----- Exercise material
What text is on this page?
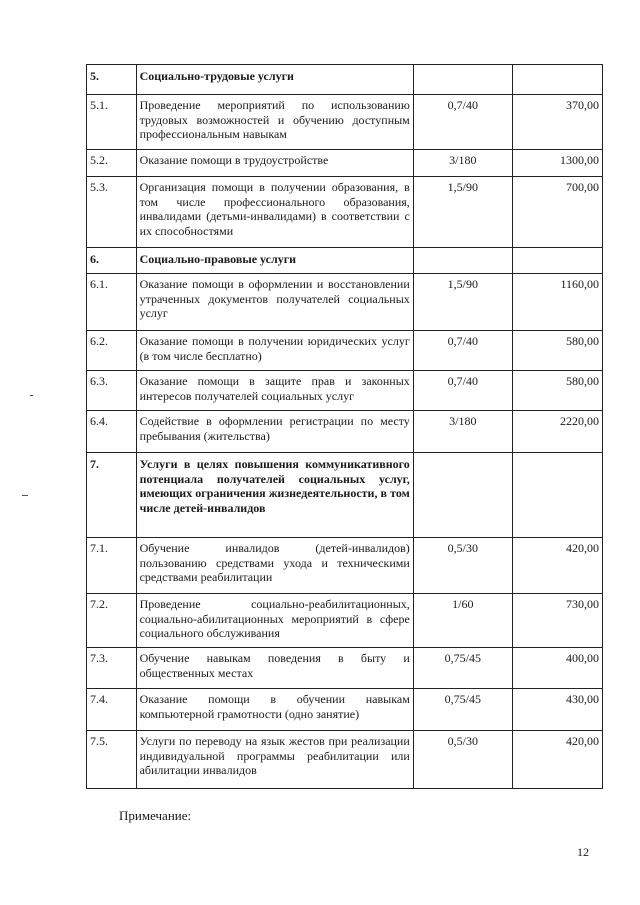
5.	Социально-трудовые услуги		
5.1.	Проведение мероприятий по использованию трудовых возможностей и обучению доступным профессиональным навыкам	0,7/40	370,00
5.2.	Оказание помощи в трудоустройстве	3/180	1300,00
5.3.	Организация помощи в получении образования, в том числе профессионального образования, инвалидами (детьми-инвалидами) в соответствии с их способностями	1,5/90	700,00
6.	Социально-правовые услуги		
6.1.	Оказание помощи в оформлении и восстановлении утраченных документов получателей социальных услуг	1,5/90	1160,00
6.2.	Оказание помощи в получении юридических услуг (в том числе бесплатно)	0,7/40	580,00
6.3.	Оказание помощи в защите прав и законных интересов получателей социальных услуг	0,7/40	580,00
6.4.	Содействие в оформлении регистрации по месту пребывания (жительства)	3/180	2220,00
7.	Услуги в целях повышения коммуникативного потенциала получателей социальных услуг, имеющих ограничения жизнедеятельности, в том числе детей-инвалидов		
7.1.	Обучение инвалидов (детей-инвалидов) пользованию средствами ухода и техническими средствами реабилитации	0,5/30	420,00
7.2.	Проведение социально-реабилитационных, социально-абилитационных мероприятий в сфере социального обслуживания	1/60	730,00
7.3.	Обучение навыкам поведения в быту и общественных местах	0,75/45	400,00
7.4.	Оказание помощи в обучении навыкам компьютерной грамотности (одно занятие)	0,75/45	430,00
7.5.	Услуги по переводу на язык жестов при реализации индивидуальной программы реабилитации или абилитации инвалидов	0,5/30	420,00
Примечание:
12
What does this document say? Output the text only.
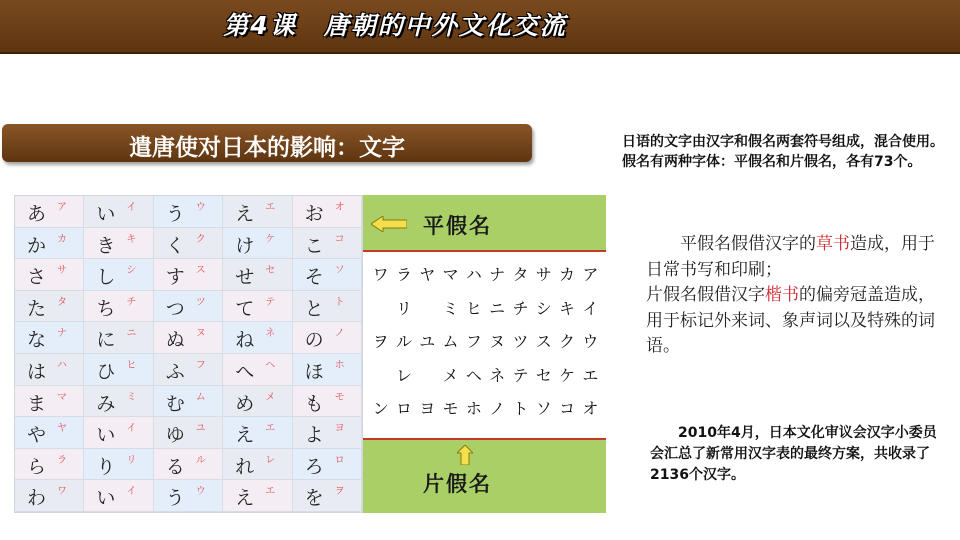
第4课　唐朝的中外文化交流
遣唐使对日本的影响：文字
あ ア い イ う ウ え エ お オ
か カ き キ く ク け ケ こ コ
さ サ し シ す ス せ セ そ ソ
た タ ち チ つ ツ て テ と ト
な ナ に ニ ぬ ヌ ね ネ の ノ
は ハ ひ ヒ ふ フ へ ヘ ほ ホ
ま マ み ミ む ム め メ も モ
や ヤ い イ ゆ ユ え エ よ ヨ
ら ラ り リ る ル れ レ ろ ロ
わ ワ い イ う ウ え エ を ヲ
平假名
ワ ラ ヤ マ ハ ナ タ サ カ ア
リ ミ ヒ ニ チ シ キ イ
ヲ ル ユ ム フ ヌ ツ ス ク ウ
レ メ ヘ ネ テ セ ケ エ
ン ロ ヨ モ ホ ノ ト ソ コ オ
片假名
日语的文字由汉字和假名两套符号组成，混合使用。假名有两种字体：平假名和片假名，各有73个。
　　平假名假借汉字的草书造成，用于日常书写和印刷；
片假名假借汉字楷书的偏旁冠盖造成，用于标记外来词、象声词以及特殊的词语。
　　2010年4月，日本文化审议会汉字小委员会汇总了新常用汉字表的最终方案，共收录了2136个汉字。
----------
_Exercise instructions:_ In the records, locate each line holding the string "детей" and copy it.

_Correct output:_
7.	Услуги в целях повышения коммуникативного потенциала получателей социальных услуг, имеющих ограничения жизнедеятельности, в том числе детей-инвалидов		
7.1.	Обучение инвалидов (детей-инвалидов) пользованию средствами ухода и техническими средствами реабилитации	0,5/30	420,00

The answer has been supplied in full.